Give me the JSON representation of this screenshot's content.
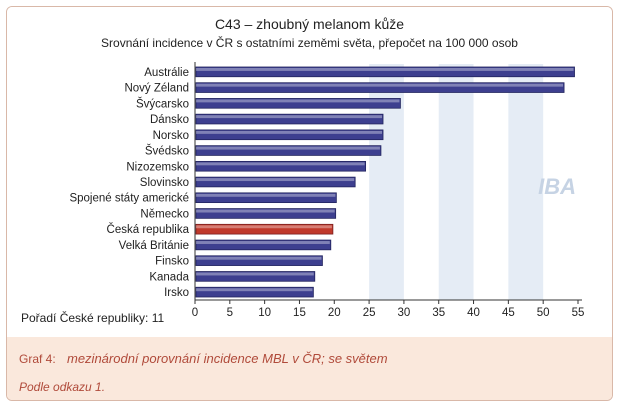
{
  "chart_data": {
    "type": "bar",
    "orientation": "horizontal",
    "title": "C43 – zhoubný melanom kůže",
    "subtitle": "Srovnání incidence v ČR s ostatními zeměmi světa, přepočet na 100 000 osob",
    "categories": [
      "Austrálie",
      "Nový Zéland",
      "Švýcarsko",
      "Dánsko",
      "Norsko",
      "Švédsko",
      "Nizozemsko",
      "Slovinsko",
      "Spojené státy americké",
      "Německo",
      "Česká republika",
      "Velká Británie",
      "Finsko",
      "Kanada",
      "Irsko"
    ],
    "values": [
      54.5,
      53,
      29.5,
      27,
      27,
      26.7,
      24.5,
      23,
      20.3,
      20.2,
      19.8,
      19.5,
      18.3,
      17.2,
      17
    ],
    "highlight": "Česká republika",
    "xlim": [
      0,
      55
    ],
    "xticks": [
      0,
      5,
      10,
      15,
      20,
      25,
      30,
      35,
      40,
      45,
      50,
      55
    ],
    "colors": {
      "bar": "#3d3f8f",
      "highlight": "#c0392b",
      "band": "#dce6f2"
    },
    "watermark": "IBA"
  },
  "rank_note": "Pořadí České republiky: 11",
  "caption": {
    "prefix": "Graf 4:",
    "text": "mezinárodní porovnání incidence MBL v ČR; se světem",
    "source": "Podle odkazu 1."
  }
}
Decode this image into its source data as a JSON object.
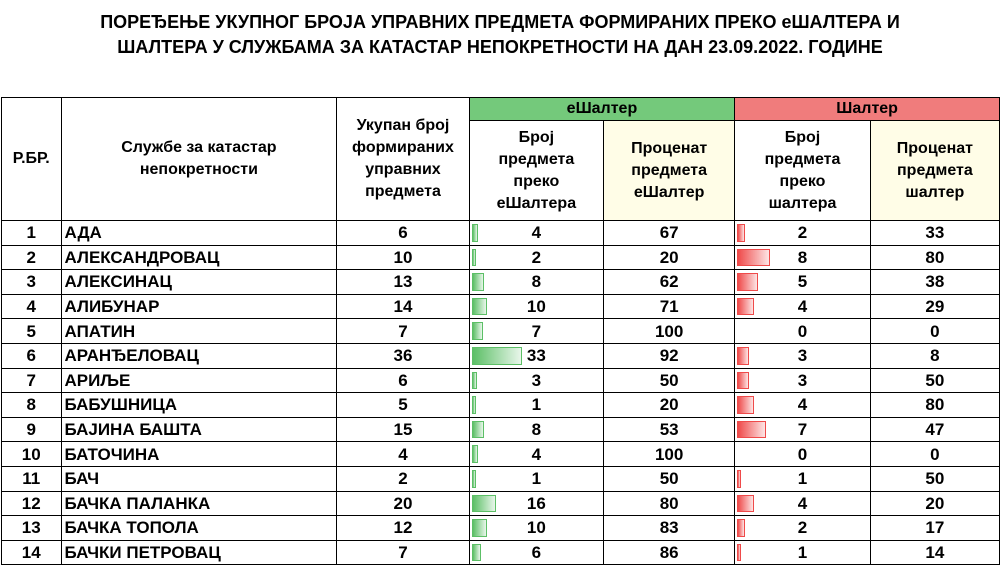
{
  "title_line1": "ПОРЕЂЕЊЕ УКУПНОГ БРОЈА УПРАВНИХ ПРЕДМЕТА ФОРМИРАНИХ ПРЕКО еШАЛТЕРА И",
  "title_line2": "ШАЛТЕРА У СЛУЖБАМА ЗА КАТАСТАР НЕПОКРЕТНОСТИ НА ДАН 23.09.2022. ГОДИНЕ",
  "headers": {
    "rbr": "Р.БР.",
    "office": "Службе за катастар непокретности",
    "total": "Укупан број формираних управних предмета",
    "group_e": "еШалтер",
    "group_s": "Шалтер",
    "e_count": "Број предмета преко еШалтера",
    "e_pct": "Проценат предмета еШалтер",
    "s_count": "Број предмета преко шалтера",
    "s_pct": "Проценат предмета шалтер"
  },
  "colors": {
    "green": "#74c97b",
    "red": "#f07c7c",
    "yellow": "#fffde7"
  },
  "rows": [
    {
      "no": "1",
      "name": "АДА",
      "total": "6",
      "e": "4",
      "ep": "67",
      "s": "2",
      "sp": "33"
    },
    {
      "no": "2",
      "name": "АЛЕКСАНДРОВАЦ",
      "total": "10",
      "e": "2",
      "ep": "20",
      "s": "8",
      "sp": "80"
    },
    {
      "no": "3",
      "name": "АЛЕКСИНАЦ",
      "total": "13",
      "e": "8",
      "ep": "62",
      "s": "5",
      "sp": "38"
    },
    {
      "no": "4",
      "name": "АЛИБУНАР",
      "total": "14",
      "e": "10",
      "ep": "71",
      "s": "4",
      "sp": "29"
    },
    {
      "no": "5",
      "name": "АПАТИН",
      "total": "7",
      "e": "7",
      "ep": "100",
      "s": "0",
      "sp": "0"
    },
    {
      "no": "6",
      "name": "АРАНЂЕЛОВАЦ",
      "total": "36",
      "e": "33",
      "ep": "92",
      "s": "3",
      "sp": "8"
    },
    {
      "no": "7",
      "name": "АРИЉЕ",
      "total": "6",
      "e": "3",
      "ep": "50",
      "s": "3",
      "sp": "50"
    },
    {
      "no": "8",
      "name": "БАБУШНИЦА",
      "total": "5",
      "e": "1",
      "ep": "20",
      "s": "4",
      "sp": "80"
    },
    {
      "no": "9",
      "name": "БАЈИНА БАШТА",
      "total": "15",
      "e": "8",
      "ep": "53",
      "s": "7",
      "sp": "47"
    },
    {
      "no": "10",
      "name": "БАТОЧИНА",
      "total": "4",
      "e": "4",
      "ep": "100",
      "s": "0",
      "sp": "0"
    },
    {
      "no": "11",
      "name": "БАЧ",
      "total": "2",
      "e": "1",
      "ep": "50",
      "s": "1",
      "sp": "50"
    },
    {
      "no": "12",
      "name": "БАЧКА ПАЛАНКА",
      "total": "20",
      "e": "16",
      "ep": "80",
      "s": "4",
      "sp": "20"
    },
    {
      "no": "13",
      "name": "БАЧКА ТОПОЛА",
      "total": "12",
      "e": "10",
      "ep": "83",
      "s": "2",
      "sp": "17"
    },
    {
      "no": "14",
      "name": "БАЧКИ ПЕТРОВАЦ",
      "total": "7",
      "e": "6",
      "ep": "86",
      "s": "1",
      "sp": "14"
    }
  ]
}
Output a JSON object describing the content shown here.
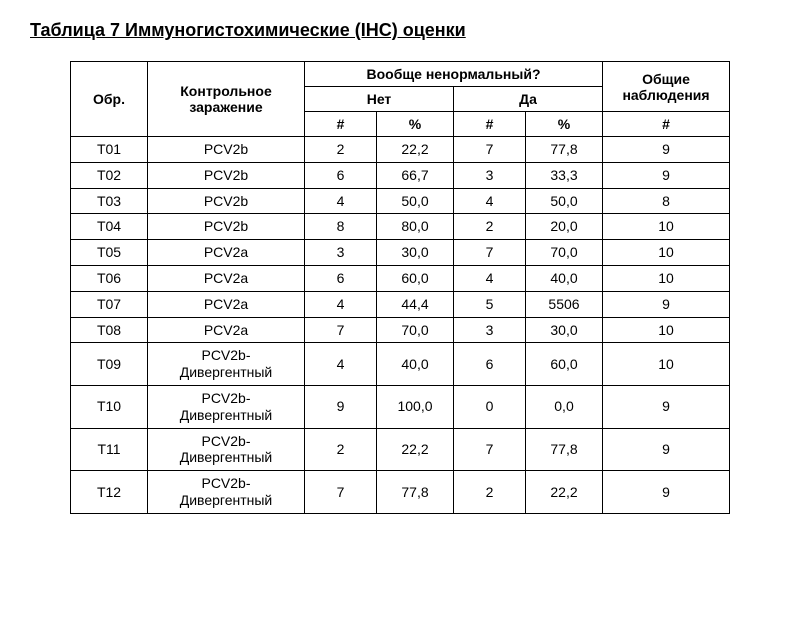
{
  "title": "Таблица 7 Иммуногистохимические (IHC) оценки",
  "headers": {
    "abnormal": "Вообще ненормальный?",
    "obs": "Общие наблюдения",
    "no": "Нет",
    "yes": "Да",
    "obr": "Обр.",
    "challenge": "Контрольное заражение",
    "hash": "#",
    "pct": "%"
  },
  "rows": [
    {
      "obr": "T01",
      "chal": "PCV2b",
      "no_n": "2",
      "no_p": "22,2",
      "yes_n": "7",
      "yes_p": "77,8",
      "obs": "9"
    },
    {
      "obr": "T02",
      "chal": "PCV2b",
      "no_n": "6",
      "no_p": "66,7",
      "yes_n": "3",
      "yes_p": "33,3",
      "obs": "9"
    },
    {
      "obr": "T03",
      "chal": "PCV2b",
      "no_n": "4",
      "no_p": "50,0",
      "yes_n": "4",
      "yes_p": "50,0",
      "obs": "8"
    },
    {
      "obr": "T04",
      "chal": "PCV2b",
      "no_n": "8",
      "no_p": "80,0",
      "yes_n": "2",
      "yes_p": "20,0",
      "obs": "10"
    },
    {
      "obr": "T05",
      "chal": "PCV2a",
      "no_n": "3",
      "no_p": "30,0",
      "yes_n": "7",
      "yes_p": "70,0",
      "obs": "10"
    },
    {
      "obr": "T06",
      "chal": "PCV2a",
      "no_n": "6",
      "no_p": "60,0",
      "yes_n": "4",
      "yes_p": "40,0",
      "obs": "10"
    },
    {
      "obr": "T07",
      "chal": "PCV2a",
      "no_n": "4",
      "no_p": "44,4",
      "yes_n": "5",
      "yes_p": "5506",
      "obs": "9"
    },
    {
      "obr": "T08",
      "chal": "PCV2a",
      "no_n": "7",
      "no_p": "70,0",
      "yes_n": "3",
      "yes_p": "30,0",
      "obs": "10"
    },
    {
      "obr": "T09",
      "chal": "PCV2b-\nДивергентный",
      "no_n": "4",
      "no_p": "40,0",
      "yes_n": "6",
      "yes_p": "60,0",
      "obs": "10"
    },
    {
      "obr": "T10",
      "chal": "PCV2b-\nДивергентный",
      "no_n": "9",
      "no_p": "100,0",
      "yes_n": "0",
      "yes_p": "0,0",
      "obs": "9"
    },
    {
      "obr": "T11",
      "chal": "PCV2b-\nДивергентный",
      "no_n": "2",
      "no_p": "22,2",
      "yes_n": "7",
      "yes_p": "77,8",
      "obs": "9"
    },
    {
      "obr": "T12",
      "chal": "PCV2b-\nДивергентный",
      "no_n": "7",
      "no_p": "77,8",
      "yes_n": "2",
      "yes_p": "22,2",
      "obs": "9"
    }
  ]
}
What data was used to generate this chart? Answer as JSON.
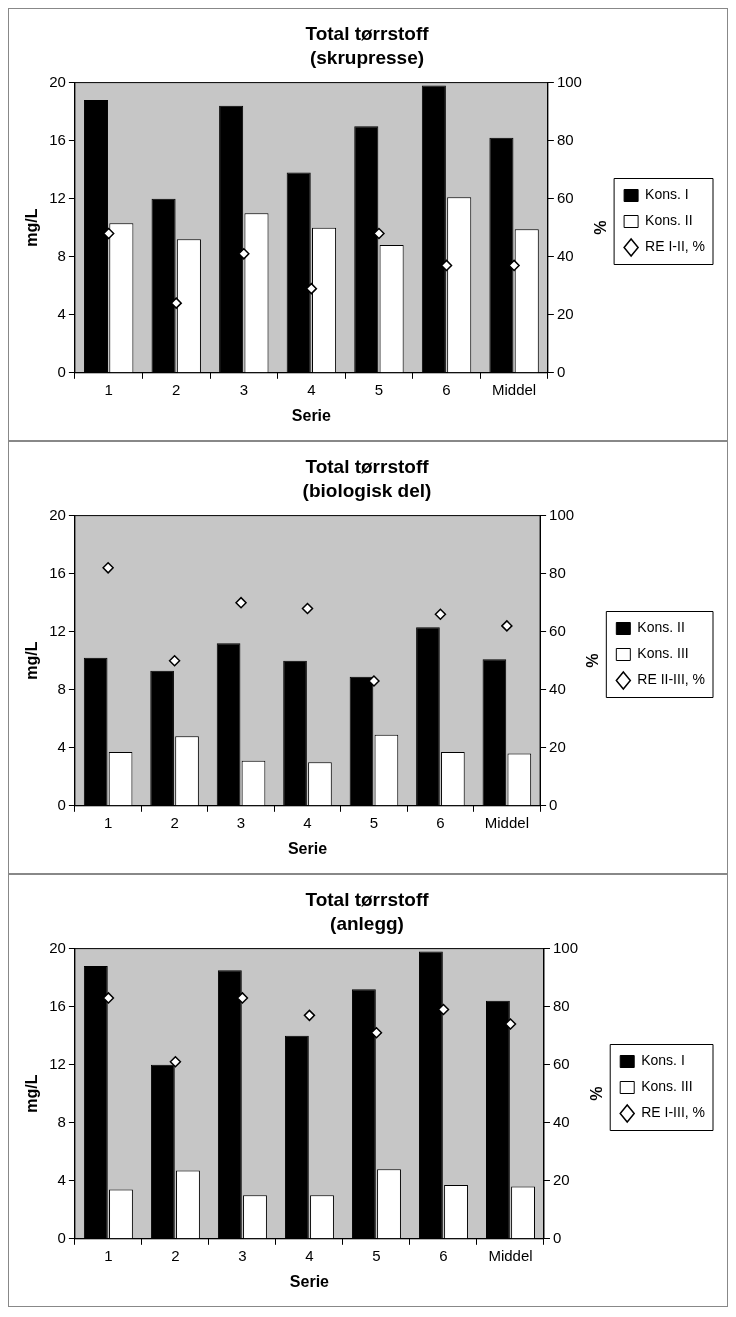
{
  "chart_data": [
    {
      "type": "bar",
      "title": "Total tørrstoff",
      "subtitle": "(skrupresse)",
      "xlabel": "Serie",
      "ylabel": "mg/L",
      "y2label": "%",
      "categories": [
        "1",
        "2",
        "3",
        "4",
        "5",
        "6",
        "Middel"
      ],
      "series": [
        {
          "name": "Kons. I",
          "color": "#000000",
          "values": [
            18.8,
            12,
            18.4,
            13.8,
            17,
            19.8,
            16.2
          ]
        },
        {
          "name": "Kons. II",
          "color": "#ffffff",
          "values": [
            10.3,
            9.2,
            11,
            10,
            8.8,
            12.1,
            9.9
          ]
        },
        {
          "name": "RE I-II, %",
          "color": "#ffffff",
          "type": "scatter",
          "axis": "y2",
          "values": [
            48,
            24,
            41,
            29,
            48,
            37,
            37
          ]
        }
      ],
      "ylim": [
        0,
        20
      ],
      "yticks": [
        0,
        4,
        8,
        12,
        16,
        20
      ],
      "y2lim": [
        0,
        100
      ],
      "y2ticks": [
        0,
        20,
        40,
        60,
        80,
        100
      ],
      "grid": false,
      "legend": "right",
      "marker": "diamond"
    },
    {
      "type": "bar",
      "title": "Total tørrstoff",
      "subtitle": "(biologisk del)",
      "xlabel": "Serie",
      "ylabel": "mg/L",
      "y2label": "%",
      "categories": [
        "1",
        "2",
        "3",
        "4",
        "5",
        "6",
        "Middel"
      ],
      "series": [
        {
          "name": "Kons. II",
          "color": "#000000",
          "values": [
            10.2,
            9.3,
            11.2,
            10,
            8.9,
            12.3,
            10.1
          ]
        },
        {
          "name": "Kons. III",
          "color": "#ffffff",
          "values": [
            3.7,
            4.8,
            3.1,
            3,
            4.9,
            3.7,
            3.6
          ]
        },
        {
          "name": "RE II-III, %",
          "color": "#ffffff",
          "type": "scatter",
          "axis": "y2",
          "values": [
            82,
            50,
            70,
            68,
            43,
            66,
            62
          ]
        }
      ],
      "ylim": [
        0,
        20
      ],
      "yticks": [
        0,
        4,
        8,
        12,
        16,
        20
      ],
      "y2lim": [
        0,
        100
      ],
      "y2ticks": [
        0,
        20,
        40,
        60,
        80,
        100
      ],
      "grid": false,
      "legend": "right",
      "marker": "diamond"
    },
    {
      "type": "bar",
      "title": "Total tørrstoff",
      "subtitle": "(anlegg)",
      "xlabel": "Serie",
      "ylabel": "mg/L",
      "y2label": "%",
      "categories": [
        "1",
        "2",
        "3",
        "4",
        "5",
        "6",
        "Middel"
      ],
      "series": [
        {
          "name": "Kons. I",
          "color": "#000000",
          "values": [
            18.8,
            12,
            18.5,
            14,
            17.2,
            19.8,
            16.4
          ]
        },
        {
          "name": "Kons. III",
          "color": "#ffffff",
          "values": [
            3.4,
            4.7,
            3,
            3,
            4.8,
            3.7,
            3.6
          ]
        },
        {
          "name": "RE I-III, %",
          "color": "#ffffff",
          "type": "scatter",
          "axis": "y2",
          "values": [
            83,
            61,
            83,
            77,
            71,
            79,
            74
          ]
        }
      ],
      "ylim": [
        0,
        20
      ],
      "yticks": [
        0,
        4,
        8,
        12,
        16,
        20
      ],
      "y2lim": [
        0,
        100
      ],
      "y2ticks": [
        0,
        20,
        40,
        60,
        80,
        100
      ],
      "grid": false,
      "legend": "right",
      "marker": "diamond"
    }
  ]
}
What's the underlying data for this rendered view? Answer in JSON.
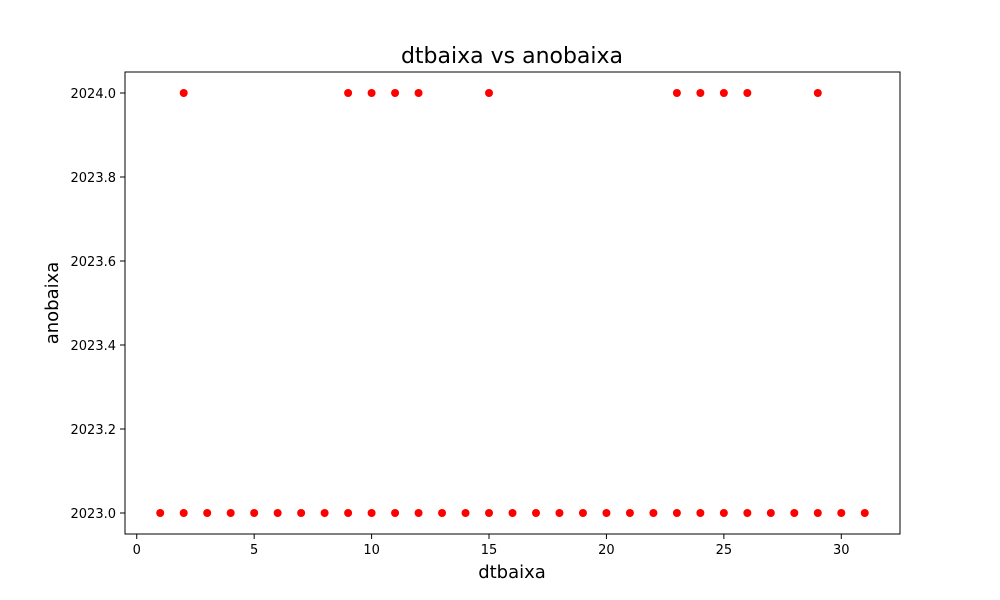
{
  "chart_data": {
    "type": "scatter",
    "title": "dtbaixa vs anobaixa",
    "xlabel": "dtbaixa",
    "ylabel": "anobaixa",
    "xlim": [
      -0.5,
      32.5
    ],
    "ylim": [
      2022.95,
      2024.05
    ],
    "xticks": [
      0,
      5,
      10,
      15,
      20,
      25,
      30
    ],
    "xtick_labels": [
      "0",
      "5",
      "10",
      "15",
      "20",
      "25",
      "30"
    ],
    "yticks": [
      2023.0,
      2023.2,
      2023.4,
      2023.6,
      2023.8,
      2024.0
    ],
    "ytick_labels": [
      "2023.0",
      "2023.2",
      "2023.4",
      "2023.6",
      "2023.8",
      "2024.0"
    ],
    "grid": false,
    "legend": "none",
    "marker_color": "#ff0000",
    "points": [
      {
        "x": 1,
        "y": 2023
      },
      {
        "x": 2,
        "y": 2023
      },
      {
        "x": 3,
        "y": 2023
      },
      {
        "x": 4,
        "y": 2023
      },
      {
        "x": 5,
        "y": 2023
      },
      {
        "x": 6,
        "y": 2023
      },
      {
        "x": 7,
        "y": 2023
      },
      {
        "x": 8,
        "y": 2023
      },
      {
        "x": 9,
        "y": 2023
      },
      {
        "x": 10,
        "y": 2023
      },
      {
        "x": 11,
        "y": 2023
      },
      {
        "x": 12,
        "y": 2023
      },
      {
        "x": 13,
        "y": 2023
      },
      {
        "x": 14,
        "y": 2023
      },
      {
        "x": 15,
        "y": 2023
      },
      {
        "x": 16,
        "y": 2023
      },
      {
        "x": 17,
        "y": 2023
      },
      {
        "x": 18,
        "y": 2023
      },
      {
        "x": 19,
        "y": 2023
      },
      {
        "x": 20,
        "y": 2023
      },
      {
        "x": 21,
        "y": 2023
      },
      {
        "x": 22,
        "y": 2023
      },
      {
        "x": 23,
        "y": 2023
      },
      {
        "x": 24,
        "y": 2023
      },
      {
        "x": 25,
        "y": 2023
      },
      {
        "x": 26,
        "y": 2023
      },
      {
        "x": 27,
        "y": 2023
      },
      {
        "x": 28,
        "y": 2023
      },
      {
        "x": 29,
        "y": 2023
      },
      {
        "x": 30,
        "y": 2023
      },
      {
        "x": 31,
        "y": 2023
      },
      {
        "x": 2,
        "y": 2024
      },
      {
        "x": 9,
        "y": 2024
      },
      {
        "x": 10,
        "y": 2024
      },
      {
        "x": 11,
        "y": 2024
      },
      {
        "x": 12,
        "y": 2024
      },
      {
        "x": 15,
        "y": 2024
      },
      {
        "x": 23,
        "y": 2024
      },
      {
        "x": 24,
        "y": 2024
      },
      {
        "x": 25,
        "y": 2024
      },
      {
        "x": 26,
        "y": 2024
      },
      {
        "x": 29,
        "y": 2024
      }
    ]
  }
}
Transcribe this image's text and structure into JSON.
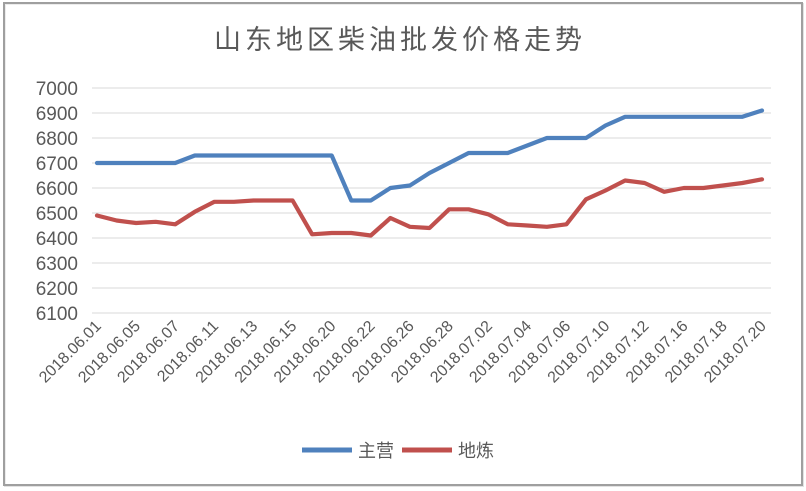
{
  "chart_data": {
    "type": "line",
    "title": "山东地区柴油批发价格走势",
    "ylim": [
      6100,
      7000
    ],
    "yticks": [
      7000,
      6900,
      6800,
      6700,
      6600,
      6500,
      6400,
      6300,
      6200,
      6100
    ],
    "grid": true,
    "legend_position": "bottom",
    "x_labels": [
      "2018.06.01",
      "2018.06.05",
      "2018.06.07",
      "2018.06.11",
      "2018.06.13",
      "2018.06.15",
      "2018.06.20",
      "2018.06.22",
      "2018.06.26",
      "2018.06.28",
      "2018.07.02",
      "2018.07.04",
      "2018.07.06",
      "2018.07.10",
      "2018.07.12",
      "2018.07.16",
      "2018.07.18",
      "2018.07.20"
    ],
    "x_label_point_step": 2,
    "series": [
      {
        "name": "主营",
        "color": "#4F81BD",
        "values": [
          6700,
          6700,
          6700,
          6700,
          6700,
          6730,
          6730,
          6730,
          6730,
          6730,
          6730,
          6730,
          6730,
          6550,
          6550,
          6600,
          6610,
          6660,
          6700,
          6740,
          6740,
          6740,
          6770,
          6800,
          6800,
          6800,
          6850,
          6885,
          6885,
          6885,
          6885,
          6885,
          6885,
          6885,
          6910
        ]
      },
      {
        "name": "地炼",
        "color": "#C0504D",
        "values": [
          6490,
          6470,
          6460,
          6465,
          6455,
          6505,
          6545,
          6545,
          6550,
          6550,
          6550,
          6415,
          6420,
          6420,
          6410,
          6480,
          6445,
          6440,
          6515,
          6515,
          6495,
          6455,
          6450,
          6445,
          6455,
          6555,
          6590,
          6630,
          6620,
          6585,
          6600,
          6600,
          6610,
          6620,
          6635
        ]
      }
    ],
    "style": {
      "title_color": "#595959",
      "axis_text_color": "#595959",
      "gridline_color": "#d9d9d9",
      "frame_border_color": "#9f9f9f"
    }
  }
}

▶ Brief: Search the data for the string "image" and copy each line where it appears.

▶ Correct output:
Decode this image into its source data as a JSON object.
Transcribe this image's text and structure into JSON.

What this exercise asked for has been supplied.